* [Aim of the exercise]:
Count every line that has the word "erfahren". Give the number, without anything more.

* [Dataset content]:
________________________________________

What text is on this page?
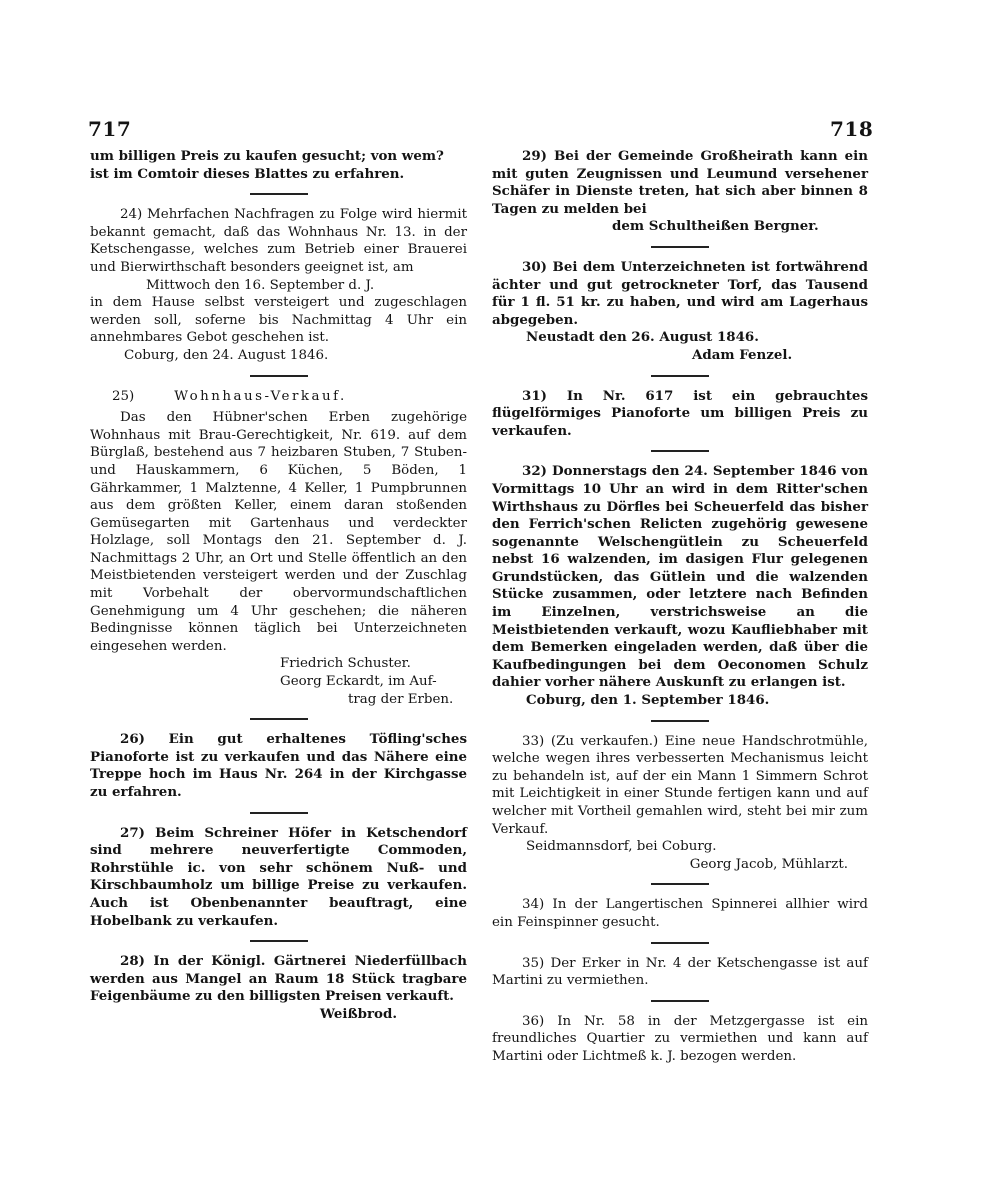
717	718

um billigen Preis zu kaufen gesucht; von wem?

ist im Comtoir dieses Blattes zu erfahren.

24) Mehrfachen Nachfragen zu Folge wird hiermit bekannt gemacht, daß das Wohnhaus Nr. 13. in der Ketschengasse, welches zum Betrieb einer Brauerei und Bierwirthschaft besonders geeignet ist, am

Mittwoch den 16. September d. J.

in dem Hause selbst versteigert und zugeschlagen werden soll, soferne bis Nachmittag 4 Uhr ein annehmbares Gebot geschehen ist.

Coburg, den 24. August 1846.

25)	Wohnhaus-Verkauf.

Das den Hübner'schen Erben zugehörige Wohnhaus mit Brau-Gerechtigkeit, Nr. 619. auf dem Bürglaß, bestehend aus 7 heizbaren Stuben, 7 Stuben- und Hauskammern, 6 Küchen, 5 Böden, 1 Gährkammer, 1 Malztenne, 4 Keller, 1 Pumpbrunnen aus dem größten Keller, einem daran stoßenden Gemüsegarten mit Gartenhaus und verdeckter Holzlage, soll Montags den 21. September d. J. Nachmittags 2 Uhr, an Ort und Stelle öffentlich an den Meistbietenden versteigert werden und der Zuschlag mit Vorbehalt der obervormundschaftlichen Genehmigung um 4 Uhr geschehen; die näheren Bedingnisse können täglich bei Unterzeichneten eingesehen werden.

Friedrich Schuster.

Georg Eckardt, im Auf-

trag der Erben.

26) Ein gut erhaltenes Töfling'sches Pianoforte ist zu verkaufen und das Nähere eine Treppe hoch im Haus Nr. 264 in der Kirchgasse zu erfahren.

27) Beim Schreiner Höfer in Ketschendorf sind mehrere neuverfertigte Commoden, Rohrstühle ic. von sehr schönem Nuß- und Kirschbaumholz um billige Preise zu verkaufen. Auch ist Obenbenannter beauftragt, eine Hobelbank zu verkaufen.

28) In der Königl. Gärtnerei Niederfüllbach werden aus Mangel an Raum 18 Stück tragbare Feigenbäume zu den billigsten Preisen verkauft.

Weißbrod.

29) Bei der Gemeinde Großheirath kann ein mit guten Zeugnissen und Leumund versehener Schäfer in Dienste treten, hat sich aber binnen 8 Tagen zu melden bei

dem Schultheißen Bergner.

30) Bei dem Unterzeichneten ist fortwährend ächter und gut getrockneter Torf, das Tausend für 1 fl. 51 kr. zu haben, und wird am Lagerhaus abgegeben.

Neustadt den 26. August 1846.

Adam Fenzel.

31) In Nr. 617 ist ein gebrauchtes flügelförmiges Pianoforte um billigen Preis zu verkaufen.

32) Donnerstags den 24. September 1846 von Vormittags 10 Uhr an wird in dem Ritter'schen Wirthshaus zu Dörfles bei Scheuerfeld das bisher den Ferrich'schen Relicten zugehörig gewesene sogenannte Welschengütlein zu Scheuerfeld nebst 16 walzenden, im dasigen Flur gelegenen Grundstücken, das Gütlein und die walzenden Stücke zusammen, oder letztere nach Befinden im Einzelnen, verstrichsweise an die Meistbietenden verkauft, wozu Kaufliebhaber mit dem Bemerken eingeladen werden, daß über die Kaufbedingungen bei dem Oeconomen Schulz dahier vorher nähere Auskunft zu erlangen ist.

Coburg, den 1. September 1846.

33) (Zu verkaufen.) Eine neue Handschrotmühle, welche wegen ihres verbesserten Mechanismus leicht zu behandeln ist, auf der ein Mann 1 Simmern Schrot mit Leichtigkeit in einer Stunde fertigen kann und auf welcher mit Vortheil gemahlen wird, steht bei mir zum Verkauf.

Seidmannsdorf, bei Coburg.

Georg Jacob, Mühlarzt.

34) In der Langertischen Spinnerei allhier wird ein Feinspinner gesucht.

35) Der Erker in Nr. 4 der Ketschengasse ist auf Martini zu vermiethen.

36) In Nr. 58 in der Metzgergasse ist ein freundliches Quartier zu vermiethen und kann auf Martini oder Lichtmeß k. J. bezogen werden.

________________________________________

* [Result of this exercise]:
2